#### EXERCISE BRIEF:
Copy the lines that follow, keeping every character the same.

#### TASK INPUTS:
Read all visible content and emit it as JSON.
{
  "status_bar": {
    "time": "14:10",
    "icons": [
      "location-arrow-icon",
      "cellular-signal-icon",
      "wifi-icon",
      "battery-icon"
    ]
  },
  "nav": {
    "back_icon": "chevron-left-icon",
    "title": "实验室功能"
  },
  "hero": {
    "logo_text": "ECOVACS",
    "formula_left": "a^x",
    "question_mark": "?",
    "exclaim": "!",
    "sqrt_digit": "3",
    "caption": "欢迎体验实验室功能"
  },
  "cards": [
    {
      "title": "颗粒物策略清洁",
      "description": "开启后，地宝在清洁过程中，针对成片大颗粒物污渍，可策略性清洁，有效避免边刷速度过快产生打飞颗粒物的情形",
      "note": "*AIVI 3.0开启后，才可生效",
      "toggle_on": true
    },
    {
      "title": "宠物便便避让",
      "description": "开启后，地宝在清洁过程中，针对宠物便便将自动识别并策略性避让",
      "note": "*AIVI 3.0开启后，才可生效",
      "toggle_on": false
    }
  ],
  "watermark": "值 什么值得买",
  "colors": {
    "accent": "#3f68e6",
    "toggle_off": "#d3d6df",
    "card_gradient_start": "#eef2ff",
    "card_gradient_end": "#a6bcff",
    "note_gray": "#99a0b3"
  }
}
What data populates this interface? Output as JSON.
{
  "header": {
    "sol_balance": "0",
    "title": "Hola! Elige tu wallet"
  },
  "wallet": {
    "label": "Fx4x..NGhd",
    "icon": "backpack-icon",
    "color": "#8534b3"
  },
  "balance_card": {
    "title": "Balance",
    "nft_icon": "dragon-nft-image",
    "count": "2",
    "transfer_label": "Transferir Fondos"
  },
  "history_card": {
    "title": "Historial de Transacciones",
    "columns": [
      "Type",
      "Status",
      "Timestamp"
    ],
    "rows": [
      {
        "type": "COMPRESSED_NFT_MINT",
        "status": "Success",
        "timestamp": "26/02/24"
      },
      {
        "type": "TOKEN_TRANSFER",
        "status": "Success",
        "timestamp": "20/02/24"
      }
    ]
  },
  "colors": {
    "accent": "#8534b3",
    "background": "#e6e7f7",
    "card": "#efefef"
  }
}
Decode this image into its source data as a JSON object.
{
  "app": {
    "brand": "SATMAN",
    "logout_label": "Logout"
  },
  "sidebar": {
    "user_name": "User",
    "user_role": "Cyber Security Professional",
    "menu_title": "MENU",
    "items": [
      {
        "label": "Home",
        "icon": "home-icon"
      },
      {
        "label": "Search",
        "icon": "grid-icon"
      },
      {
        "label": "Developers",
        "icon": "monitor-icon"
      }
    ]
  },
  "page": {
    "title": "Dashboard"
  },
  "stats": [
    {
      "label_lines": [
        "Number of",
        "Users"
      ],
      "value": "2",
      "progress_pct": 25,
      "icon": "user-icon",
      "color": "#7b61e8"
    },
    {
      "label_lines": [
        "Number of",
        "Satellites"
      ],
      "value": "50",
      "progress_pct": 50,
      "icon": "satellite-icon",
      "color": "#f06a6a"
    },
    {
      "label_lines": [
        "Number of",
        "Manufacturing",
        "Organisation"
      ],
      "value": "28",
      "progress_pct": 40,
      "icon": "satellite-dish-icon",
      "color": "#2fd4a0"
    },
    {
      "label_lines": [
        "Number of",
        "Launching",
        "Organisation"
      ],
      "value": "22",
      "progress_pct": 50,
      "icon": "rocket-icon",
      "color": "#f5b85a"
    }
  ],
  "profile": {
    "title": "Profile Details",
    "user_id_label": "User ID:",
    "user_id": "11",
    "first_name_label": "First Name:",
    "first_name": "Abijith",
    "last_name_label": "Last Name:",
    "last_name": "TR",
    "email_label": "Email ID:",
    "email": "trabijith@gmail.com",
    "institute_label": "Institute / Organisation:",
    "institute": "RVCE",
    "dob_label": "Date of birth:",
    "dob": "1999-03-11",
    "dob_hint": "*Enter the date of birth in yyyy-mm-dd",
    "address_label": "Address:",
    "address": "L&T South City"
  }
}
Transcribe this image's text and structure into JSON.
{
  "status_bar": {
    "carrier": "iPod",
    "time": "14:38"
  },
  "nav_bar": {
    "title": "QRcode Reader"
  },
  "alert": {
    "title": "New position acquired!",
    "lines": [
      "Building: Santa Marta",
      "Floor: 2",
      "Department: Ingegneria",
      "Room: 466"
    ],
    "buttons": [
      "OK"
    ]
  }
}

#### OUTPUT OF THE EXERCISE:
Read all visible content and emit it as JSON.
{
  "status_bar": {
    "time": "14:10",
    "icons": [
      "location-arrow-icon",
      "cellular-signal-icon",
      "wifi-icon",
      "battery-icon"
    ]
  },
  "nav": {
    "back_icon": "chevron-left-icon",
    "title": "实验室功能"
  },
  "hero": {
    "logo_text": "ECOVACS",
    "formula_left": "a^x",
    "question_mark": "?",
    "exclaim": "!",
    "sqrt_digit": "3",
    "caption": "欢迎体验实验室功能"
  },
  "cards": [
    {
      "title": "颗粒物策略清洁",
      "description": "开启后，地宝在清洁过程中，针对成片大颗粒物污渍，可策略性清洁，有效避免边刷速度过快产生打飞颗粒物的情形",
      "note": "*AIVI 3.0开启后，才可生效",
      "toggle_on": true
    },
    {
      "title": "宠物便便避让",
      "description": "开启后，地宝在清洁过程中，针对宠物便便将自动识别并策略性避让",
      "note": "*AIVI 3.0开启后，才可生效",
      "toggle_on": false
    }
  ],
  "watermark": "值 什么值得买",
  "colors": {
    "accent": "#3f68e6",
    "toggle_off": "#d3d6df",
    "card_gradient_start": "#eef2ff",
    "card_gradient_end": "#a6bcff",
    "note_gray": "#99a0b3"
  }
}
What data populates this interface? Output as JSON.
{
  "header": {
    "sol_balance": "0",
    "title": "Hola! Elige tu wallet"
  },
  "wallet": {
    "label": "Fx4x..NGhd",
    "icon": "backpack-icon",
    "color": "#8534b3"
  },
  "balance_card": {
    "title": "Balance",
    "nft_icon": "dragon-nft-image",
    "count": "2",
    "transfer_label": "Transferir Fondos"
  },
  "history_card": {
    "title": "Historial de Transacciones",
    "columns": [
      "Type",
      "Status",
      "Timestamp"
    ],
    "rows": [
      {
        "type": "COMPRESSED_NFT_MINT",
        "status": "Success",
        "timestamp": "26/02/24"
      },
      {
        "type": "TOKEN_TRANSFER",
        "status": "Success",
        "timestamp": "20/02/24"
      }
    ]
  },
  "colors": {
    "accent": "#8534b3",
    "background": "#e6e7f7",
    "card": "#efefef"
  }
}
Decode this image into its source data as a JSON object.
{
  "app": {
    "brand": "SATMAN",
    "logout_label": "Logout"
  },
  "sidebar": {
    "user_name": "User",
    "user_role": "Cyber Security Professional",
    "menu_title": "MENU",
    "items": [
      {
        "label": "Home",
        "icon": "home-icon"
      },
      {
        "label": "Search",
        "icon": "grid-icon"
      },
      {
        "label": "Developers",
        "icon": "monitor-icon"
      }
    ]
  },
  "page": {
    "title": "Dashboard"
  },
  "stats": [
    {
      "label_lines": [
        "Number of",
        "Users"
      ],
      "value": "2",
      "progress_pct": 25,
      "icon": "user-icon",
      "color": "#7b61e8"
    },
    {
      "label_lines": [
        "Number of",
        "Satellites"
      ],
      "value": "50",
      "progress_pct": 50,
      "icon": "satellite-icon",
      "color": "#f06a6a"
    },
    {
      "label_lines": [
        "Number of",
        "Manufacturing",
        "Organisation"
      ],
      "value": "28",
      "progress_pct": 40,
      "icon": "satellite-dish-icon",
      "color": "#2fd4a0"
    },
    {
      "label_lines": [
        "Number of",
        "Launching",
        "Organisation"
      ],
      "value": "22",
      "progress_pct": 50,
      "icon": "rocket-icon",
      "color": "#f5b85a"
    }
  ],
  "profile": {
    "title": "Profile Details",
    "user_id_label": "User ID:",
    "user_id": "11",
    "first_name_label": "First Name:",
    "first_name": "Abijith",
    "last_name_label": "Last Name:",
    "last_name": "TR",
    "email_label": "Email ID:",
    "email": "trabijith@gmail.com",
    "institute_label": "Institute / Organisation:",
    "institute": "RVCE",
    "dob_label": "Date of birth:",
    "dob": "1999-03-11",
    "dob_hint": "*Enter the date of birth in yyyy-mm-dd",
    "address_label": "Address:",
    "address": "L&T South City"
  }
}
Transcribe this image's text and structure into JSON.
{
  "status_bar": {
    "carrier": "iPod",
    "time": "14:38"
  },
  "nav_bar": {
    "title": "QRcode Reader"
  },
  "alert": {
    "title": "New position acquired!",
    "lines": [
      "Building: Santa Marta",
      "Floor: 2",
      "Department: Ingegneria",
      "Room: 466"
    ],
    "buttons": [
      "OK"
    ]
  }
}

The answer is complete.